**Provided data:**
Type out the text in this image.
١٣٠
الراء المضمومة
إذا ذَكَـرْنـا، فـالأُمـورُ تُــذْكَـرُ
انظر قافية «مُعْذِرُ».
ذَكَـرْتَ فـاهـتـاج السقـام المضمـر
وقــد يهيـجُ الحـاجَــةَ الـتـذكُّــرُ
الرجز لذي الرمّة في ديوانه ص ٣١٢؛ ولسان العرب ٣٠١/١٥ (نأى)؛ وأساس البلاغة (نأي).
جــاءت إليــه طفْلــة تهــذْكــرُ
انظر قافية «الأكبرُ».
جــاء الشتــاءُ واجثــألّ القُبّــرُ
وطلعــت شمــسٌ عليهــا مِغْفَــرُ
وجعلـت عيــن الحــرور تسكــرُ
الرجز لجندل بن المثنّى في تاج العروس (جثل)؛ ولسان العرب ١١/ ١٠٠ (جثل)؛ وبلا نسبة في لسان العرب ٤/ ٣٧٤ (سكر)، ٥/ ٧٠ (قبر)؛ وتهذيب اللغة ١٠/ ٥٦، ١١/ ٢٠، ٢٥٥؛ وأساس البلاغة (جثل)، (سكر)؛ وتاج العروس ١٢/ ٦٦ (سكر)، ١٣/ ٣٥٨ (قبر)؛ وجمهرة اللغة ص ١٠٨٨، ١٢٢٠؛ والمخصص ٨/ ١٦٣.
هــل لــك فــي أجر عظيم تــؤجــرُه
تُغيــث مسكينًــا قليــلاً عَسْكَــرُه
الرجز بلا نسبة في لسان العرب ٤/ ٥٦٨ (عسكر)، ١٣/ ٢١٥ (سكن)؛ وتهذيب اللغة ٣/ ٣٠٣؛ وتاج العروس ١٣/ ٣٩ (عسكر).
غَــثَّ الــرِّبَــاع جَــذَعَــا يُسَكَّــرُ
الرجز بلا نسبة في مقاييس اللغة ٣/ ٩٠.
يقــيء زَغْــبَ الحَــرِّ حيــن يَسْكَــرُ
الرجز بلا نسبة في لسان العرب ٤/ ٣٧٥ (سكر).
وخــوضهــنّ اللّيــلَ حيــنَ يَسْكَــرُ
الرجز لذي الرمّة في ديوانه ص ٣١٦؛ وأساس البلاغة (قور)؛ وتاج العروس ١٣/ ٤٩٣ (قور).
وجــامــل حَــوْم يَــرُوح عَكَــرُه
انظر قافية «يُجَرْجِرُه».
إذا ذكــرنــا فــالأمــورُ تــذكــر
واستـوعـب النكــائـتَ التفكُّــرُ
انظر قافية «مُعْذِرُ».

**What you have to do:** Quote every entry exactly.

**Solution below:**
Type out the text in this image.
١٣٠
الراء المضمومة
إذا ذَكَـرْنـا، فـالأُمـورُ تُــذْكَـرُ
انظر قافية «مُعْذِرُ».
ذَكَـرْتَ فـاهـتـاج السقـام المضمـر
وقــد يهيـجُ الحـاجَــةَ الـتـذكُّــرُ
الرجز لذي الرمّة في ديوانه ص ٣١٢؛ ولسان العرب ٣٠١/١٥ (نأى)؛ وأساس البلاغة (نأي).
جــاءت إليــه طفْلــة تهــذْكــرُ
انظر قافية «الأكبرُ».
جــاء الشتــاءُ واجثــألّ القُبّــرُ
وطلعــت شمــسٌ عليهــا مِغْفَــرُ
وجعلـت عيــن الحــرور تسكــرُ
الرجز لجندل بن المثنّى في تاج العروس (جثل)؛ ولسان العرب ١١/ ١٠٠ (جثل)؛ وبلا نسبة في لسان العرب ٤/ ٣٧٤ (سكر)، ٥/ ٧٠ (قبر)؛ وتهذيب اللغة ١٠/ ٥٦، ١١/ ٢٠، ٢٥٥؛ وأساس البلاغة (جثل)، (سكر)؛ وتاج العروس ١٢/ ٦٦ (سكر)، ١٣/ ٣٥٨ (قبر)؛ وجمهرة اللغة ص ١٠٨٨، ١٢٢٠؛ والمخصص ٨/ ١٦٣.
هــل لــك فــي أجر عظيم تــؤجــرُه
تُغيــث مسكينًــا قليــلاً عَسْكَــرُه
الرجز بلا نسبة في لسان العرب ٤/ ٥٦٨ (عسكر)، ١٣/ ٢١٥ (سكن)؛ وتهذيب اللغة ٣/ ٣٠٣؛ وتاج العروس ١٣/ ٣٩ (عسكر).
غَــثَّ الــرِّبَــاع جَــذَعَــا يُسَكَّــرُ
الرجز بلا نسبة في مقاييس اللغة ٣/ ٩٠.
يقــيء زَغْــبَ الحَــرِّ حيــن يَسْكَــرُ
الرجز بلا نسبة في لسان العرب ٤/ ٣٧٥ (سكر).
وخــوضهــنّ اللّيــلَ حيــنَ يَسْكَــرُ
الرجز لذي الرمّة في ديوانه ص ٣١٦؛ وأساس البلاغة (قور)؛ وتاج العروس ١٣/ ٤٩٣ (قور).
وجــامــل حَــوْم يَــرُوح عَكَــرُه
انظر قافية «يُجَرْجِرُه».
إذا ذكــرنــا فــالأمــورُ تــذكــر
واستـوعـب النكــائـتَ التفكُّــرُ
انظر قافية «مُعْذِرُ».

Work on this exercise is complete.